Write out the listing exactly as it is given.
## BEGIN Data excerpts
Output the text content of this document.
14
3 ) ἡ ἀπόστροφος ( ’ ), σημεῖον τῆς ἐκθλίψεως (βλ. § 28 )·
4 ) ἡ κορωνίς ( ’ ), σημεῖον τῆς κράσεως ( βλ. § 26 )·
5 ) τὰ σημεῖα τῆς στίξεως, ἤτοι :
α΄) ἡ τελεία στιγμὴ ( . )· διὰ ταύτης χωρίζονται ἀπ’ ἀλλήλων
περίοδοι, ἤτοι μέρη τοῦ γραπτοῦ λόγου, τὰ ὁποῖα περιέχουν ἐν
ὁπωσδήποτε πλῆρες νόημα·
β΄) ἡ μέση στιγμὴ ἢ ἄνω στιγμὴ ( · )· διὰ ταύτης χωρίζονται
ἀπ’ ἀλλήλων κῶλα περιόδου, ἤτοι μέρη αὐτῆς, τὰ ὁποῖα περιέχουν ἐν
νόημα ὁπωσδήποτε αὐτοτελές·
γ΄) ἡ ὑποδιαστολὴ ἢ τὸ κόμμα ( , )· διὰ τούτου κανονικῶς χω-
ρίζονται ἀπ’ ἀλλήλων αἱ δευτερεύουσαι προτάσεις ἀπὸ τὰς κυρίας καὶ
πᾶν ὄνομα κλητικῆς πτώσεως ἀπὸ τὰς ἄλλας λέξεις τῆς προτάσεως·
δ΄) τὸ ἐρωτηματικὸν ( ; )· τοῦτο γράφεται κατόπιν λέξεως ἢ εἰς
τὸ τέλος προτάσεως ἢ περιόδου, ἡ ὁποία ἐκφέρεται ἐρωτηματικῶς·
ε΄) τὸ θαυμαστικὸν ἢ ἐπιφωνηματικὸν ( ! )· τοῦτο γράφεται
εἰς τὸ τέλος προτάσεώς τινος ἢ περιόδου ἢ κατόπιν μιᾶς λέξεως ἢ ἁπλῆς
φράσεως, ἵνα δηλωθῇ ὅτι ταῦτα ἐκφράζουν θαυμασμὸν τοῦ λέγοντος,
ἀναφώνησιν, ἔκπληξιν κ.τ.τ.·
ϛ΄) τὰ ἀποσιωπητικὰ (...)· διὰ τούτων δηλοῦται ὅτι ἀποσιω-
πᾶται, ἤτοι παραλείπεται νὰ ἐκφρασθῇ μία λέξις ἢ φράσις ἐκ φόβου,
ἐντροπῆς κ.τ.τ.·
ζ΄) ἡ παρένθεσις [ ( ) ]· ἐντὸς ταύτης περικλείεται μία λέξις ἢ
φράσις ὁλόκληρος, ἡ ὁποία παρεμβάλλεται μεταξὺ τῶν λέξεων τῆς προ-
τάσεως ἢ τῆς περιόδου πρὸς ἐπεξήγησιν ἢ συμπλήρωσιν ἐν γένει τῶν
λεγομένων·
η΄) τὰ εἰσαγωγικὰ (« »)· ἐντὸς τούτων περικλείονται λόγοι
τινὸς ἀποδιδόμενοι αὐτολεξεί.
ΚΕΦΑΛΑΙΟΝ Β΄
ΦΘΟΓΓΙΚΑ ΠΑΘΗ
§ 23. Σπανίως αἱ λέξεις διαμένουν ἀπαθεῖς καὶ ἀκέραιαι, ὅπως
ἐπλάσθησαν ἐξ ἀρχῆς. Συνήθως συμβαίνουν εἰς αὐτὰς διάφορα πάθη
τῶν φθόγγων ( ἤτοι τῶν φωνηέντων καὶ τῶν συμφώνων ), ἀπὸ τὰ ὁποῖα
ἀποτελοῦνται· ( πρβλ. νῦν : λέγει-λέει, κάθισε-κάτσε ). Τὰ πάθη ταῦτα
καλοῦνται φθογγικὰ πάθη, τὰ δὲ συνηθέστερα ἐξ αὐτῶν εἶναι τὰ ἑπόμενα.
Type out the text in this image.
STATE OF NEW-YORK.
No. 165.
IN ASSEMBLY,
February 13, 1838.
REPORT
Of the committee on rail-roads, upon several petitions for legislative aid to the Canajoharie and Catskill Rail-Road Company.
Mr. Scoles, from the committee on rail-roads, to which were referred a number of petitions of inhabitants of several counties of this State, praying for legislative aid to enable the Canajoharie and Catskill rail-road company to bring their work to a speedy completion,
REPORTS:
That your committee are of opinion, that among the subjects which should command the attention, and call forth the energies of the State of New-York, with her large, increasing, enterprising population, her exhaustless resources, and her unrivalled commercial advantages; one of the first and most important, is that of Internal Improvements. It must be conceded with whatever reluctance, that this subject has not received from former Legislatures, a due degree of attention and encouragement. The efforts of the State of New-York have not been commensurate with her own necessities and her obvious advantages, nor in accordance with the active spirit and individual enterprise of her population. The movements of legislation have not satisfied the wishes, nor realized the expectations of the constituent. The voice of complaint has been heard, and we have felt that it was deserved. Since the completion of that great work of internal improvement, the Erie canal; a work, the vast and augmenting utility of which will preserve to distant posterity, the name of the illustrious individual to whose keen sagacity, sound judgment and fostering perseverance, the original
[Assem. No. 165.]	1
## END Data excerpts
### Output for this task
Output the text content of this document.
14
3 ) ἡ ἀπόστροφος ( ’ ), σημεῖον τῆς ἐκθλίψεως (βλ. § 28 )·
4 ) ἡ κορωνίς ( ’ ), σημεῖον τῆς κράσεως ( βλ. § 26 )·
5 ) τὰ σημεῖα τῆς στίξεως, ἤτοι :
α΄) ἡ τελεία στιγμὴ ( . )· διὰ ταύτης χωρίζονται ἀπ’ ἀλλήλων
περίοδοι, ἤτοι μέρη τοῦ γραπτοῦ λόγου, τὰ ὁποῖα περιέχουν ἐν
ὁπωσδήποτε πλῆρες νόημα·
β΄) ἡ μέση στιγμὴ ἢ ἄνω στιγμὴ ( · )· διὰ ταύτης χωρίζονται
ἀπ’ ἀλλήλων κῶλα περιόδου, ἤτοι μέρη αὐτῆς, τὰ ὁποῖα περιέχουν ἐν
νόημα ὁπωσδήποτε αὐτοτελές·
γ΄) ἡ ὑποδιαστολὴ ἢ τὸ κόμμα ( , )· διὰ τούτου κανονικῶς χω-
ρίζονται ἀπ’ ἀλλήλων αἱ δευτερεύουσαι προτάσεις ἀπὸ τὰς κυρίας καὶ
πᾶν ὄνομα κλητικῆς πτώσεως ἀπὸ τὰς ἄλλας λέξεις τῆς προτάσεως·
δ΄) τὸ ἐρωτηματικὸν ( ; )· τοῦτο γράφεται κατόπιν λέξεως ἢ εἰς
τὸ τέλος προτάσεως ἢ περιόδου, ἡ ὁποία ἐκφέρεται ἐρωτηματικῶς·
ε΄) τὸ θαυμαστικὸν ἢ ἐπιφωνηματικὸν ( ! )· τοῦτο γράφεται
εἰς τὸ τέλος προτάσεώς τινος ἢ περιόδου ἢ κατόπιν μιᾶς λέξεως ἢ ἁπλῆς
φράσεως, ἵνα δηλωθῇ ὅτι ταῦτα ἐκφράζουν θαυμασμὸν τοῦ λέγοντος,
ἀναφώνησιν, ἔκπληξιν κ.τ.τ.·
ϛ΄) τὰ ἀποσιωπητικὰ (...)· διὰ τούτων δηλοῦται ὅτι ἀποσιω-
πᾶται, ἤτοι παραλείπεται νὰ ἐκφρασθῇ μία λέξις ἢ φράσις ἐκ φόβου,
ἐντροπῆς κ.τ.τ.·
ζ΄) ἡ παρένθεσις [ ( ) ]· ἐντὸς ταύτης περικλείεται μία λέξις ἢ
φράσις ὁλόκληρος, ἡ ὁποία παρεμβάλλεται μεταξὺ τῶν λέξεων τῆς προ-
τάσεως ἢ τῆς περιόδου πρὸς ἐπεξήγησιν ἢ συμπλήρωσιν ἐν γένει τῶν
λεγομένων·
η΄) τὰ εἰσαγωγικὰ (« »)· ἐντὸς τούτων περικλείονται λόγοι
τινὸς ἀποδιδόμενοι αὐτολεξεί.
ΚΕΦΑΛΑΙΟΝ Β΄
ΦΘΟΓΓΙΚΑ ΠΑΘΗ
§ 23. Σπανίως αἱ λέξεις διαμένουν ἀπαθεῖς καὶ ἀκέραιαι, ὅπως
ἐπλάσθησαν ἐξ ἀρχῆς. Συνήθως συμβαίνουν εἰς αὐτὰς διάφορα πάθη
τῶν φθόγγων ( ἤτοι τῶν φωνηέντων καὶ τῶν συμφώνων ), ἀπὸ τὰ ὁποῖα
ἀποτελοῦνται· ( πρβλ. νῦν : λέγει-λέει, κάθισε-κάτσε ). Τὰ πάθη ταῦτα
καλοῦνται φθογγικὰ πάθη, τὰ δὲ συνηθέστερα ἐξ αὐτῶν εἶναι τὰ ἑπόμενα.
Type out the text in this image.
STATE OF NEW-YORK.
No. 165.
IN ASSEMBLY,
February 13, 1838.
REPORT
Of the committee on rail-roads, upon several petitions for legislative aid to the Canajoharie and Catskill Rail-Road Company.
Mr. Scoles, from the committee on rail-roads, to which were referred a number of petitions of inhabitants of several counties of this State, praying for legislative aid to enable the Canajoharie and Catskill rail-road company to bring their work to a speedy completion,
REPORTS:
That your committee are of opinion, that among the subjects which should command the attention, and call forth the energies of the State of New-York, with her large, increasing, enterprising population, her exhaustless resources, and her unrivalled commercial advantages; one of the first and most important, is that of Internal Improvements. It must be conceded with whatever reluctance, that this subject has not received from former Legislatures, a due degree of attention and encouragement. The efforts of the State of New-York have not been commensurate with her own necessities and her obvious advantages, nor in accordance with the active spirit and individual enterprise of her population. The movements of legislation have not satisfied the wishes, nor realized the expectations of the constituent. The voice of complaint has been heard, and we have felt that it was deserved. Since the completion of that great work of internal improvement, the Erie canal; a work, the vast and augmenting utility of which will preserve to distant posterity, the name of the illustrious individual to whose keen sagacity, sound judgment and fostering perseverance, the original
[Assem. No. 165.]	1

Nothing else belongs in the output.